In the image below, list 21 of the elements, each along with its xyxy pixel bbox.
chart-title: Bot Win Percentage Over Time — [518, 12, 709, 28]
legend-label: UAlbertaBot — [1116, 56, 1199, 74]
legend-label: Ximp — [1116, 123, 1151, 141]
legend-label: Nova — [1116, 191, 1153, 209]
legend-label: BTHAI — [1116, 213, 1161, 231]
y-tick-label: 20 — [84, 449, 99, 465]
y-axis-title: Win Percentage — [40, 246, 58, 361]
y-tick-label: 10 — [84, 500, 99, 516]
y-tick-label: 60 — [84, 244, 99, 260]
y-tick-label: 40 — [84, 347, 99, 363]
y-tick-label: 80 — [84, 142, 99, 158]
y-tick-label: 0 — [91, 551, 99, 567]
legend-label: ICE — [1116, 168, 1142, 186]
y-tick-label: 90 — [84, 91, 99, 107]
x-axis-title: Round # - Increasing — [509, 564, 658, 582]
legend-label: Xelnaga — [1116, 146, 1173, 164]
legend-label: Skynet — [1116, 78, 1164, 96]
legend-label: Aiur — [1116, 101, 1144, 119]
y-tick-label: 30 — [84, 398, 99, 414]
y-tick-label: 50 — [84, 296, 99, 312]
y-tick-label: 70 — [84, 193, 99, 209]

> [Set task]
Reproduce every line of the records above verbatim, in the same order.

> [Full response]
In the image below, list 21 of the elements, each along with its xyxy pixel bbox.
chart-title: Bot Win Percentage Over Time — [518, 12, 709, 28]
legend-label: UAlbertaBot — [1116, 56, 1199, 74]
legend-label: Ximp — [1116, 123, 1151, 141]
legend-label: Nova — [1116, 191, 1153, 209]
legend-label: BTHAI — [1116, 213, 1161, 231]
y-tick-label: 20 — [84, 449, 99, 465]
y-axis-title: Win Percentage — [40, 246, 58, 361]
y-tick-label: 10 — [84, 500, 99, 516]
y-tick-label: 60 — [84, 244, 99, 260]
y-tick-label: 40 — [84, 347, 99, 363]
y-tick-label: 80 — [84, 142, 99, 158]
y-tick-label: 0 — [91, 551, 99, 567]
legend-label: ICE — [1116, 168, 1142, 186]
y-tick-label: 90 — [84, 91, 99, 107]
x-axis-title: Round # - Increasing — [509, 564, 658, 582]
legend-label: Xelnaga — [1116, 146, 1173, 164]
legend-label: Skynet — [1116, 78, 1164, 96]
legend-label: Aiur — [1116, 101, 1144, 119]
y-tick-label: 30 — [84, 398, 99, 414]
y-tick-label: 50 — [84, 296, 99, 312]
y-tick-label: 70 — [84, 193, 99, 209]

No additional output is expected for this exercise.